[Entries with figure data]

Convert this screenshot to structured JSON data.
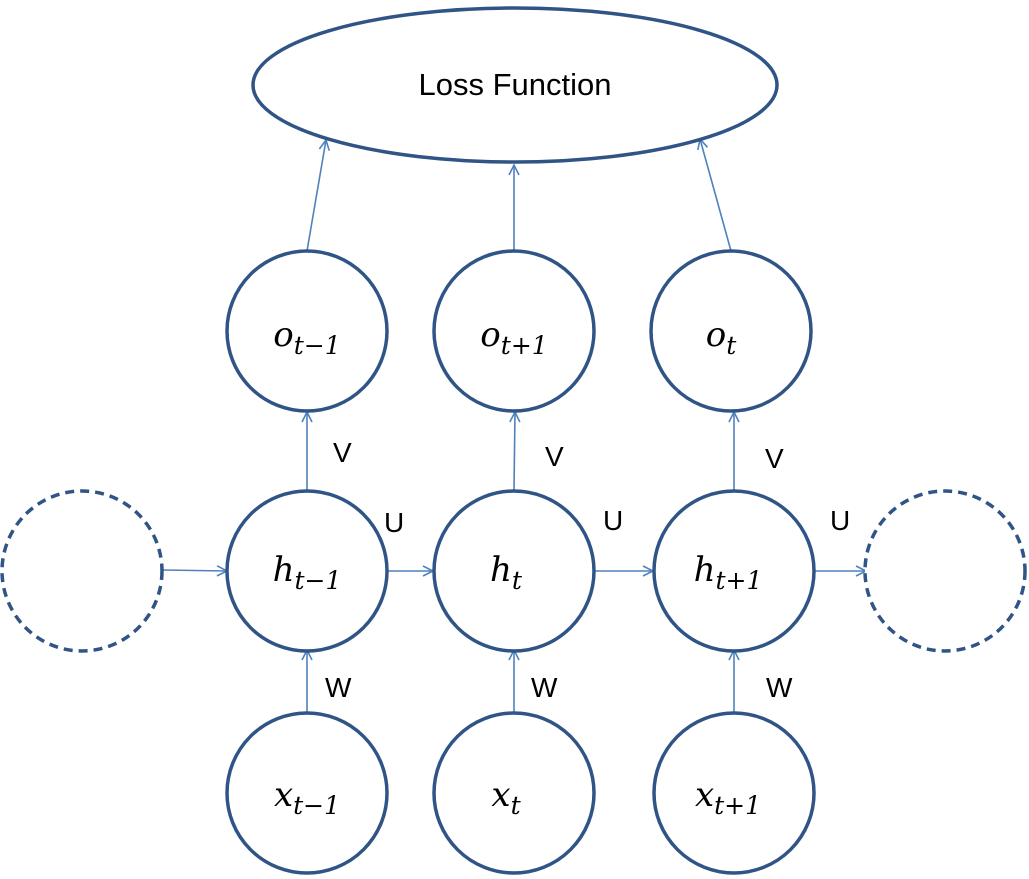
{
  "colors": {
    "node_stroke": "#2f5485",
    "edge": "#4f81bd",
    "text": "#000000"
  },
  "loss": {
    "label": "Loss Function"
  },
  "outputs": [
    {
      "var": "o",
      "sub": "t−1"
    },
    {
      "var": "o",
      "sub": "t+1"
    },
    {
      "var": "o",
      "sub": "t"
    }
  ],
  "hidden": [
    {
      "var": "h",
      "sub": "t−1"
    },
    {
      "var": "h",
      "sub": "t"
    },
    {
      "var": "h",
      "sub": "t+1"
    }
  ],
  "inputs": [
    {
      "var": "x",
      "sub": "t−1"
    },
    {
      "var": "x",
      "sub": "t"
    },
    {
      "var": "x",
      "sub": "t+1"
    }
  ],
  "weights": {
    "V": [
      "V",
      "V",
      "V"
    ],
    "U": [
      "U",
      "U",
      "U"
    ],
    "W": [
      "W",
      "W",
      "W"
    ]
  }
}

TASK INSTRUCTIONS:
All the material shown above is to be copied exactly, with no pictures carried over.

RESPONSE TO THE EXERCISE:
Convert this screenshot to structured JSON data.
{
  "colors": {
    "node_stroke": "#2f5485",
    "edge": "#4f81bd",
    "text": "#000000"
  },
  "loss": {
    "label": "Loss Function"
  },
  "outputs": [
    {
      "var": "o",
      "sub": "t−1"
    },
    {
      "var": "o",
      "sub": "t+1"
    },
    {
      "var": "o",
      "sub": "t"
    }
  ],
  "hidden": [
    {
      "var": "h",
      "sub": "t−1"
    },
    {
      "var": "h",
      "sub": "t"
    },
    {
      "var": "h",
      "sub": "t+1"
    }
  ],
  "inputs": [
    {
      "var": "x",
      "sub": "t−1"
    },
    {
      "var": "x",
      "sub": "t"
    },
    {
      "var": "x",
      "sub": "t+1"
    }
  ],
  "weights": {
    "V": [
      "V",
      "V",
      "V"
    ],
    "U": [
      "U",
      "U",
      "U"
    ],
    "W": [
      "W",
      "W",
      "W"
    ]
  }
}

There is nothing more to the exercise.